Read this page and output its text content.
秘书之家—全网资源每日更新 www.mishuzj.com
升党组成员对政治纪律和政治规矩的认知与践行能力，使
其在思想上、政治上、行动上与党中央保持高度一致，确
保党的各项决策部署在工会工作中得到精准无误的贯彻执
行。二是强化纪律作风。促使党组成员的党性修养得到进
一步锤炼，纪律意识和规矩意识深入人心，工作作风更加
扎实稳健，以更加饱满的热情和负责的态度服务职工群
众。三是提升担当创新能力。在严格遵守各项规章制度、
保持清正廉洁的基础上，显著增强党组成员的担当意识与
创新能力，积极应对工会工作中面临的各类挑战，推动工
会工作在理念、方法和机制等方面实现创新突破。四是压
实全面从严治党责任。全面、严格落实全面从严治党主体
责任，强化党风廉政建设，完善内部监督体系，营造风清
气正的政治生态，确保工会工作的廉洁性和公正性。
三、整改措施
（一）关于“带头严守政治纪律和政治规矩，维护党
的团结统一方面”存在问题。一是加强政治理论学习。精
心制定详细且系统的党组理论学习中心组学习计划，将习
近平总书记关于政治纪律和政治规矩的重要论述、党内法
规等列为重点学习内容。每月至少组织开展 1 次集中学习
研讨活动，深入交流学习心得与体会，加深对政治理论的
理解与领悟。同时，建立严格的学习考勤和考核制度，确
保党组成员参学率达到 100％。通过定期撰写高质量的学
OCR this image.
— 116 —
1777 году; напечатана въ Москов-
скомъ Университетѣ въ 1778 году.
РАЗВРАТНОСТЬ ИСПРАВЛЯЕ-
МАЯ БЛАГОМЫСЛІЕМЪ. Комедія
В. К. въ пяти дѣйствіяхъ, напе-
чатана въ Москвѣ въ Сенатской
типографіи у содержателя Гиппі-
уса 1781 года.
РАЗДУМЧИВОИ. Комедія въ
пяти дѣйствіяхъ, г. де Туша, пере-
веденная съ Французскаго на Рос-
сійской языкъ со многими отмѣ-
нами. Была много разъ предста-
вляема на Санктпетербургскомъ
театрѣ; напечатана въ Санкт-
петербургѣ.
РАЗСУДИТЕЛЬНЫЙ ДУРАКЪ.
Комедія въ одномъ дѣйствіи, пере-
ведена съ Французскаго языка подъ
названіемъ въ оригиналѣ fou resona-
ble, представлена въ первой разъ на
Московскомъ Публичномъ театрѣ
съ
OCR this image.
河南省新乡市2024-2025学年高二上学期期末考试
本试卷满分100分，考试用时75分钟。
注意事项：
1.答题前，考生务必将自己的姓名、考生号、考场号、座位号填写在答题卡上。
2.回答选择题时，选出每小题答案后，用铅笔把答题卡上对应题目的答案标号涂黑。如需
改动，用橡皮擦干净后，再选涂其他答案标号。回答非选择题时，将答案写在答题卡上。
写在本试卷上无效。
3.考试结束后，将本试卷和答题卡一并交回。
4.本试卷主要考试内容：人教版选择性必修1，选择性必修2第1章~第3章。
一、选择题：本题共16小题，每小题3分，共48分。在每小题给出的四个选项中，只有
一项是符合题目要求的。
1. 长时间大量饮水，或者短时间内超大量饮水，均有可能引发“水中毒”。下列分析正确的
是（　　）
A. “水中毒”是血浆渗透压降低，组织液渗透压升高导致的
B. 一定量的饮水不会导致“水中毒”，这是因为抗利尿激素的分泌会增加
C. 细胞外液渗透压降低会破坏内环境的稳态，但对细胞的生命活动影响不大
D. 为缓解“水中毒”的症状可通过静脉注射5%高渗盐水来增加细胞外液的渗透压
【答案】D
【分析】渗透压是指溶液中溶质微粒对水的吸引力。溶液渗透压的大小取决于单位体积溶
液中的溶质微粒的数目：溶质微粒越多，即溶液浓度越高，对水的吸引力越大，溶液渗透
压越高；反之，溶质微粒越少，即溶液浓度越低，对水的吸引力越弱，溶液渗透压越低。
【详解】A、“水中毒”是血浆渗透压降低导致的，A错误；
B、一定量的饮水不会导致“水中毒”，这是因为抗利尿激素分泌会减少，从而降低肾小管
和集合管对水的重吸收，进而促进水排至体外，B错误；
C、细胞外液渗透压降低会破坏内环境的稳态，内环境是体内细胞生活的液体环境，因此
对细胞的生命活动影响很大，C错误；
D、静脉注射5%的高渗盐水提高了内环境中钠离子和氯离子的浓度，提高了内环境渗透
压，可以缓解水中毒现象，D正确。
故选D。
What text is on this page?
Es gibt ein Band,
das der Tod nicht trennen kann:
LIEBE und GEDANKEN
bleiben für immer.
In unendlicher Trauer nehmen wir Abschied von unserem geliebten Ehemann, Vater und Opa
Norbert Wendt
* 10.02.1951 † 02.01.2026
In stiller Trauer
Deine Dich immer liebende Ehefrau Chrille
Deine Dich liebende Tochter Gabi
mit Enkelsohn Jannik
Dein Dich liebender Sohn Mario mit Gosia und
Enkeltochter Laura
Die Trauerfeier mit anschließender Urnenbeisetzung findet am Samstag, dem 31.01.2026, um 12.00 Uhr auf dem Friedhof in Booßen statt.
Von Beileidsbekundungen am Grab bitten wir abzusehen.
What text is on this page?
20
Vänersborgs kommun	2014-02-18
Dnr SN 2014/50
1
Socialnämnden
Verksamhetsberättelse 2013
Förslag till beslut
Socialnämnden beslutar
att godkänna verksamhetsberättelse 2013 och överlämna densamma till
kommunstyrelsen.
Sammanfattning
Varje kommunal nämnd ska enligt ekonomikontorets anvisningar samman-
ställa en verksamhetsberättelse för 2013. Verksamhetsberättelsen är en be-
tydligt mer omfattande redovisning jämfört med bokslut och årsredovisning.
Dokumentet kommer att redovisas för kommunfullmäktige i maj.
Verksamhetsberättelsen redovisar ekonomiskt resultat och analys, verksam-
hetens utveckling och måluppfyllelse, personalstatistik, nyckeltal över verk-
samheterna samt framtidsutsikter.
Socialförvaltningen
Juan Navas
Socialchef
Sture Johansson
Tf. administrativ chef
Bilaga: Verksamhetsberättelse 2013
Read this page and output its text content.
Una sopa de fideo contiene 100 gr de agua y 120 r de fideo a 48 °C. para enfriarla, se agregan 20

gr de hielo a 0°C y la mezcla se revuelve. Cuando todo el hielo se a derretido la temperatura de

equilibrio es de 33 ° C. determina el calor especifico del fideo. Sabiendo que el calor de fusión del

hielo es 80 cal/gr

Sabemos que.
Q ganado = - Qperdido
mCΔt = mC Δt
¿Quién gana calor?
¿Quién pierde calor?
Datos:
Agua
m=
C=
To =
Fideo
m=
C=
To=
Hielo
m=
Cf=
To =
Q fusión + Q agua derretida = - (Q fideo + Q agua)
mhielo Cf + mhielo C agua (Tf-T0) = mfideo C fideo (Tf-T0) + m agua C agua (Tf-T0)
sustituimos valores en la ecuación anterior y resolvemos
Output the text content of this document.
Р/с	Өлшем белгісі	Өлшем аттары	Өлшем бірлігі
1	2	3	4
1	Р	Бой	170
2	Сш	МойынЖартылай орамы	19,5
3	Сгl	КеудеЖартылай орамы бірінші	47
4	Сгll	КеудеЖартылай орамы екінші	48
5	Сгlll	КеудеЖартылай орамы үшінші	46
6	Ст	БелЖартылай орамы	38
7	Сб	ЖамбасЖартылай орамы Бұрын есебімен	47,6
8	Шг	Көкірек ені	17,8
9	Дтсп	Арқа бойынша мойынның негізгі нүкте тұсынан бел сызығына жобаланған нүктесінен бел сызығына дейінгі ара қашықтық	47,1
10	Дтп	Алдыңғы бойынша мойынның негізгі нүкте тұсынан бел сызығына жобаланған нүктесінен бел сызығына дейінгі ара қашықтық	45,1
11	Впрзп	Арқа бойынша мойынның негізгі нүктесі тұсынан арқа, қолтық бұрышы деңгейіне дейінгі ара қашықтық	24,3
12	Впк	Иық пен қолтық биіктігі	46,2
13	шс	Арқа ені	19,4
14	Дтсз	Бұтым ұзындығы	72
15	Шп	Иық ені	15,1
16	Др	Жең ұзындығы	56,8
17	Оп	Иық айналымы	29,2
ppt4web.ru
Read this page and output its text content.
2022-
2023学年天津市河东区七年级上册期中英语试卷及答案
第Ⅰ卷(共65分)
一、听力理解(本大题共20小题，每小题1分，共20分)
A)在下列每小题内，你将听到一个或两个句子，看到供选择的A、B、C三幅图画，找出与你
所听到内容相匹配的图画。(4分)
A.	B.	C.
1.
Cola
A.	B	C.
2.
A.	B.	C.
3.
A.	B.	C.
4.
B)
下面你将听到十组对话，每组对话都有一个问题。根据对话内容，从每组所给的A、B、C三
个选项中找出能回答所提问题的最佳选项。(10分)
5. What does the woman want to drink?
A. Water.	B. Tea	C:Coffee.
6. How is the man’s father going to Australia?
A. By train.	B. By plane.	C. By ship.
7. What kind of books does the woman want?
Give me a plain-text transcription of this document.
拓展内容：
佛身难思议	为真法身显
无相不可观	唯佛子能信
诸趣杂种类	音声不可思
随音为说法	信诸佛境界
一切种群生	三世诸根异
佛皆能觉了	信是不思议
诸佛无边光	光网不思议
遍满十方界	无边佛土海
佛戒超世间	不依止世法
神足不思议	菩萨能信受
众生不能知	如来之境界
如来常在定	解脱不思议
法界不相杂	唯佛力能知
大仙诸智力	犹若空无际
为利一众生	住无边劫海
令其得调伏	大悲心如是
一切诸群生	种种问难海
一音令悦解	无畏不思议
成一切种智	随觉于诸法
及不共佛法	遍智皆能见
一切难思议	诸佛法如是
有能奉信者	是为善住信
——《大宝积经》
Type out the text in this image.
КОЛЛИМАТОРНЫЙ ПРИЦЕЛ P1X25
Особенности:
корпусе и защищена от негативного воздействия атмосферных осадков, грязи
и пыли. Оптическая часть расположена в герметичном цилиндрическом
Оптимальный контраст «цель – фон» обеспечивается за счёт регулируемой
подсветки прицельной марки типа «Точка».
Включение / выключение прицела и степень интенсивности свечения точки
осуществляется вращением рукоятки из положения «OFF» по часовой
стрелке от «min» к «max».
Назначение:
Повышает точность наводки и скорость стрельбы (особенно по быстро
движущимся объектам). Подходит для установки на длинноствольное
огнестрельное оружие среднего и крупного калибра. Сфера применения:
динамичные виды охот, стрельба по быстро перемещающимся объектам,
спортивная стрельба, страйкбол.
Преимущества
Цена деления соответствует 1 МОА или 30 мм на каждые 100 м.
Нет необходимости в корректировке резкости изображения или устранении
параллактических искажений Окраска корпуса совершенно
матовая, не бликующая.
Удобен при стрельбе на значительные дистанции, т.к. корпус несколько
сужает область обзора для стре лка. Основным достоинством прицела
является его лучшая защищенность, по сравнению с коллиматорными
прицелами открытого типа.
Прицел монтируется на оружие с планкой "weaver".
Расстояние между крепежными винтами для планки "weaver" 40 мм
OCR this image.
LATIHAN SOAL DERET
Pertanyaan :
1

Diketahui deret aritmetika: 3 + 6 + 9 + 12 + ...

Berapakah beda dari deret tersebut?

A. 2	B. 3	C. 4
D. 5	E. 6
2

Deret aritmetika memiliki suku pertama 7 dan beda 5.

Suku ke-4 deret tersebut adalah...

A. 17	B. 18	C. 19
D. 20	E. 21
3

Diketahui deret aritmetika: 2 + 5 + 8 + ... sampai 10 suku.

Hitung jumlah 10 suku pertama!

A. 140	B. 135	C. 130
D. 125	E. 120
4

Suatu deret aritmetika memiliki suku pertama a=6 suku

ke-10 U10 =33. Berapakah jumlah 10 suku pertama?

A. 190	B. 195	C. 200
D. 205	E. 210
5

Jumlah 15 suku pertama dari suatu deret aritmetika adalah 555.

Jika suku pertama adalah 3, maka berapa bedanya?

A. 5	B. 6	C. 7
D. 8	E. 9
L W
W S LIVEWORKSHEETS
● ● ● ● ●
_TASK DESCRIPTION_
Copy each line of the preceding data that contains the string "дейінгі".

_PROBLEM SOLUTION_
9	Дтсп	Арқа бойынша мойынның негізгі нүкте тұсынан бел сызығына жобаланған нүктесінен бел сызығына дейінгі ара қашықтық	47,1
10	Дтп	Алдыңғы бойынша мойынның негізгі нүкте тұсынан бел сызығына жобаланған нүктесінен бел сызығына дейінгі ара қашықтық	45,1
11	Впрзп	Арқа бойынша мойынның негізгі нүктесі тұсынан арқа, қолтық бұрышы деңгейіне дейінгі ара қашықтық	24,3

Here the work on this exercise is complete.